▸ Data supplied:
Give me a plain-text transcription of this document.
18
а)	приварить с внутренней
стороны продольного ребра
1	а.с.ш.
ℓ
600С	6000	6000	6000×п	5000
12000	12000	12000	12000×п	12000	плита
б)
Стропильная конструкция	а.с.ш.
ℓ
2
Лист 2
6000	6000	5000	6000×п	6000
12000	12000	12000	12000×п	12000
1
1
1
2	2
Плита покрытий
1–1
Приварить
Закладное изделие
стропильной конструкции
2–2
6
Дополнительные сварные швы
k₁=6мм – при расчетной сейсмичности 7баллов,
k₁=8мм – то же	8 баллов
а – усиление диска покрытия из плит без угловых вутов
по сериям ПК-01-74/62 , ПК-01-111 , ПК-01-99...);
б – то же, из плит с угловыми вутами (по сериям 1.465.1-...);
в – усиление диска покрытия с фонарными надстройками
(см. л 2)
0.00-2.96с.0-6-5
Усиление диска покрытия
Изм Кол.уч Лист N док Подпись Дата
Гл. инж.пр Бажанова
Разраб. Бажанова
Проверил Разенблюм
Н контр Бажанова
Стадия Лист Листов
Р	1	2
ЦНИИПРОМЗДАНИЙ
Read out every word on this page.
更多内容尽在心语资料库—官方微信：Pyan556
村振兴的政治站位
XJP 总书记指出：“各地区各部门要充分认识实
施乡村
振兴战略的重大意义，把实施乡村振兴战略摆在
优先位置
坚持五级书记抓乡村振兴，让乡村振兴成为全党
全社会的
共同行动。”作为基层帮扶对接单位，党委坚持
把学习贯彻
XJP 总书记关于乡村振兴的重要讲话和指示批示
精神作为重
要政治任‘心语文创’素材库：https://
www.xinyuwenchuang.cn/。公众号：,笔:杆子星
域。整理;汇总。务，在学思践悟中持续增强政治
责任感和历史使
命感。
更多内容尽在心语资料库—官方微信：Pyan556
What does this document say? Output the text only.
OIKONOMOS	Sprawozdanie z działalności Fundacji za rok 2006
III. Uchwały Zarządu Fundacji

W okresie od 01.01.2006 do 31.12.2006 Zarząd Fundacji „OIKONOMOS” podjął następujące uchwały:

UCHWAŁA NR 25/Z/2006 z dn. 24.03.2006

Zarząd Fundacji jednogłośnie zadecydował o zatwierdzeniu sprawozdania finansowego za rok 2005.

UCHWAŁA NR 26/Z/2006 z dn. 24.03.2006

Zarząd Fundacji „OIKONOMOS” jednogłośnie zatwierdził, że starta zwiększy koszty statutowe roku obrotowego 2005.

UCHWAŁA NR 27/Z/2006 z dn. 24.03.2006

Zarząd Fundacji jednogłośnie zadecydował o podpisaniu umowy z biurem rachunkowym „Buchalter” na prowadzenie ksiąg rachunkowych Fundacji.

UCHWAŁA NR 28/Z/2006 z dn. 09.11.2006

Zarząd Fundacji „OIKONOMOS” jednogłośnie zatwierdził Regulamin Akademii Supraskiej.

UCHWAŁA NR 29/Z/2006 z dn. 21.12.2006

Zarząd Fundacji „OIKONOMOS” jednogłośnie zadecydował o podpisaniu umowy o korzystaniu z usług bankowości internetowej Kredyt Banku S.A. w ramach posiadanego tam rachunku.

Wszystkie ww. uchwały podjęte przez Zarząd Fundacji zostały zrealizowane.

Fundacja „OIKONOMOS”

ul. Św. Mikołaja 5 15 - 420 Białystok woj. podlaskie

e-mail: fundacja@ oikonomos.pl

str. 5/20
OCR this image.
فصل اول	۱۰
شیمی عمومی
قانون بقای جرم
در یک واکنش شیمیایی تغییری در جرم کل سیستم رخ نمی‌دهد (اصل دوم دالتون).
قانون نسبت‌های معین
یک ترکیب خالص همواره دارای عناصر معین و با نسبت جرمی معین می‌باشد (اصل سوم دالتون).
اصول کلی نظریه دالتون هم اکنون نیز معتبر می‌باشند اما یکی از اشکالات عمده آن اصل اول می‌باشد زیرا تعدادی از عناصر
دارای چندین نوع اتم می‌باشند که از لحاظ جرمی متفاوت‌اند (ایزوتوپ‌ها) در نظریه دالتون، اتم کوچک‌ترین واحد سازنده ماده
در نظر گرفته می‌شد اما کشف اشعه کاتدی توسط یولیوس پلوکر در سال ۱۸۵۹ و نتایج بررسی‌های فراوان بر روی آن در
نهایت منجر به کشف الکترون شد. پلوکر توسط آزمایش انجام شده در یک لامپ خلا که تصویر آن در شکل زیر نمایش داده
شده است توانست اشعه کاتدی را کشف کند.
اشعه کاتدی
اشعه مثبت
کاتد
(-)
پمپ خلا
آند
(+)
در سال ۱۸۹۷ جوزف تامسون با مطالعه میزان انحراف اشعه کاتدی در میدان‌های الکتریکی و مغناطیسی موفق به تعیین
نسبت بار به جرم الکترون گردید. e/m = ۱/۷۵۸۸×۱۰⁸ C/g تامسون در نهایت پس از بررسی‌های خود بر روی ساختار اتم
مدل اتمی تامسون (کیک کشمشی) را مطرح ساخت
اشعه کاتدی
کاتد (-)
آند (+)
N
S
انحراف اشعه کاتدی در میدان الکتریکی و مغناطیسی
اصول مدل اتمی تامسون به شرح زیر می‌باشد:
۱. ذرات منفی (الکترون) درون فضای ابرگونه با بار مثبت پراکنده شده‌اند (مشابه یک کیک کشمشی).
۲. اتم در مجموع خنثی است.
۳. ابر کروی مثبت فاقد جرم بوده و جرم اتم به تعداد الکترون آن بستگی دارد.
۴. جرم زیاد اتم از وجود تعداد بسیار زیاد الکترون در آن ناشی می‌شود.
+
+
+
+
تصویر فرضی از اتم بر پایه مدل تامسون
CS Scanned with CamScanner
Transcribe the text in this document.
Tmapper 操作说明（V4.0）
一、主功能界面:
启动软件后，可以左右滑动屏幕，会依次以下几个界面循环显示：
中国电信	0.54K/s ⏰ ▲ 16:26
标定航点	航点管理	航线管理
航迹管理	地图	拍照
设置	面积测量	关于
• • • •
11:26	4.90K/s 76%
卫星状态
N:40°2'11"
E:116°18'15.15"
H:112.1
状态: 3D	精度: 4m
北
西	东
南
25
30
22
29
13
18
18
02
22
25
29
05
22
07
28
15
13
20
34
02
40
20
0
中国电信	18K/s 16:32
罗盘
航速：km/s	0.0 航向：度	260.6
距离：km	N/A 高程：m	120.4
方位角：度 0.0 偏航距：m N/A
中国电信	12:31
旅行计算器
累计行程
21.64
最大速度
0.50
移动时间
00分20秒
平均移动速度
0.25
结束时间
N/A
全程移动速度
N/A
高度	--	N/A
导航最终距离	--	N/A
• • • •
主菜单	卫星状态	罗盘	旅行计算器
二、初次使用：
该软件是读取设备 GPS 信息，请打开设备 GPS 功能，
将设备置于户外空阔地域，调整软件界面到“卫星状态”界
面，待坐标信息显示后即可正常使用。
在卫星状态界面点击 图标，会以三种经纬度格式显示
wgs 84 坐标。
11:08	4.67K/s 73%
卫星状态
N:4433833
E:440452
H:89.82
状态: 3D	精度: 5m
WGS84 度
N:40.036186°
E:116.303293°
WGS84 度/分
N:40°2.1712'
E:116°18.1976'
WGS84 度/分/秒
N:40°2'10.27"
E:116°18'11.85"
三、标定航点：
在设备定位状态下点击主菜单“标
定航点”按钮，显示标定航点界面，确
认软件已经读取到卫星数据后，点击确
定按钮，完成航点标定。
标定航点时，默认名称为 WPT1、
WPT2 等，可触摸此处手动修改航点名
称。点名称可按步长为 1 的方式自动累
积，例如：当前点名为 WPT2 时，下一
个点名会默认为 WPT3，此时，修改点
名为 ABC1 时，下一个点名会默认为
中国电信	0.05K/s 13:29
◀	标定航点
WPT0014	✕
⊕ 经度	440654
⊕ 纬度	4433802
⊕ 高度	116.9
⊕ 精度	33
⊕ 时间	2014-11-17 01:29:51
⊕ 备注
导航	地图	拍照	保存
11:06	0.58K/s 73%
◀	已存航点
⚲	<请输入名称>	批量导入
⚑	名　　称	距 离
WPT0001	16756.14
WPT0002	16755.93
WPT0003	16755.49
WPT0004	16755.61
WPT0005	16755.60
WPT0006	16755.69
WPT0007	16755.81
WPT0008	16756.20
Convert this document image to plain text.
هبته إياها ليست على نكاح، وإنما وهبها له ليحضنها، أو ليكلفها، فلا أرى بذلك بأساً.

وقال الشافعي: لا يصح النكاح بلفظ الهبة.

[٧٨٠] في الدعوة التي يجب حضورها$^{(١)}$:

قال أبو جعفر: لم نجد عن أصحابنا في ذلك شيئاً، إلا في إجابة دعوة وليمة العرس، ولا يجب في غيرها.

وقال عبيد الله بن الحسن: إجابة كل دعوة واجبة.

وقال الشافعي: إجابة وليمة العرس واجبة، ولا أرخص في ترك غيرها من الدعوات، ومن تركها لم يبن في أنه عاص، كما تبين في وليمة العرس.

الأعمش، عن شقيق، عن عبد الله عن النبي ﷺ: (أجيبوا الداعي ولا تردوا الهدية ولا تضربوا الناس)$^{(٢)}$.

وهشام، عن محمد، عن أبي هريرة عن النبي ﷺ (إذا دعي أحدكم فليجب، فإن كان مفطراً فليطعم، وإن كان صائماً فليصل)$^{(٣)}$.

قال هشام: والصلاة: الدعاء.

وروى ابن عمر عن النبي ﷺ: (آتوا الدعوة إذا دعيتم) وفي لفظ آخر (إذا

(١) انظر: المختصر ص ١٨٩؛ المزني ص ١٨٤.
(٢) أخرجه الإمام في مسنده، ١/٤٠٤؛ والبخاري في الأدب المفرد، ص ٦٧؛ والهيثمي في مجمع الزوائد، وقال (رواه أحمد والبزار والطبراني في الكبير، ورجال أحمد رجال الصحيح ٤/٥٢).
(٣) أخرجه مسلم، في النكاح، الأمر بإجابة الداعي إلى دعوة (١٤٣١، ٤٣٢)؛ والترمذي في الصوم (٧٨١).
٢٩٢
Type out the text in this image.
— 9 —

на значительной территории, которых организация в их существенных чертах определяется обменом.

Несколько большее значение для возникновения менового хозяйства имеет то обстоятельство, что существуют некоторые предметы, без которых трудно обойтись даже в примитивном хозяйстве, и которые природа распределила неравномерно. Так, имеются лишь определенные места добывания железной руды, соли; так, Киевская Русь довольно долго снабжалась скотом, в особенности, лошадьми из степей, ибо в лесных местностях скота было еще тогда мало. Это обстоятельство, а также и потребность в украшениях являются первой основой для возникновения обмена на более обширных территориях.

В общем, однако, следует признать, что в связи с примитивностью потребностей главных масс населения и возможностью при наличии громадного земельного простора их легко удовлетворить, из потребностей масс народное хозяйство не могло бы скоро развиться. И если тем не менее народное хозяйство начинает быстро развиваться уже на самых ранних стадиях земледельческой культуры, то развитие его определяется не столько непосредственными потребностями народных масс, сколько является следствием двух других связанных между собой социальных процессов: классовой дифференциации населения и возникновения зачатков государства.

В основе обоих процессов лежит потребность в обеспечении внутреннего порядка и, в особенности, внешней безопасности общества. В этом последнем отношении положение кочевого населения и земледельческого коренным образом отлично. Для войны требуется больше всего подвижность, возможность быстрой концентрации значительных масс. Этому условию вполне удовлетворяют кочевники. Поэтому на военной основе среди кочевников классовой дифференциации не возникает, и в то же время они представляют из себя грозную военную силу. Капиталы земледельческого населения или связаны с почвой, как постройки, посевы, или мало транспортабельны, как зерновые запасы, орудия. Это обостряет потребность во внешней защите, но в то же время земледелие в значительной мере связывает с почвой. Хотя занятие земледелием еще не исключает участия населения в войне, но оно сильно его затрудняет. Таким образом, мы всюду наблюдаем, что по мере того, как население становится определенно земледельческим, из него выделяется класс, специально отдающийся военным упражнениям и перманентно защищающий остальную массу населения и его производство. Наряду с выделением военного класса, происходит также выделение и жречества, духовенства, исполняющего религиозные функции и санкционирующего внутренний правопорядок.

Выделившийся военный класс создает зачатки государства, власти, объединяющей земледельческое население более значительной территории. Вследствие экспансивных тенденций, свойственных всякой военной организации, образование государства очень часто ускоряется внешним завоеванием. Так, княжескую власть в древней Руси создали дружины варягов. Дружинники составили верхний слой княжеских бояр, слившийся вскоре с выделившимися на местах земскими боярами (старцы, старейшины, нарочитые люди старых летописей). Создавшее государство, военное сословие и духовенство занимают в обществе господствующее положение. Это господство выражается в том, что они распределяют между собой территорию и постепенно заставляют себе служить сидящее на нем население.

▸ What you should do: Write down the number of lines where the word "zatwierdził" appears, and nothing further.

▸ Answer to the problem: 2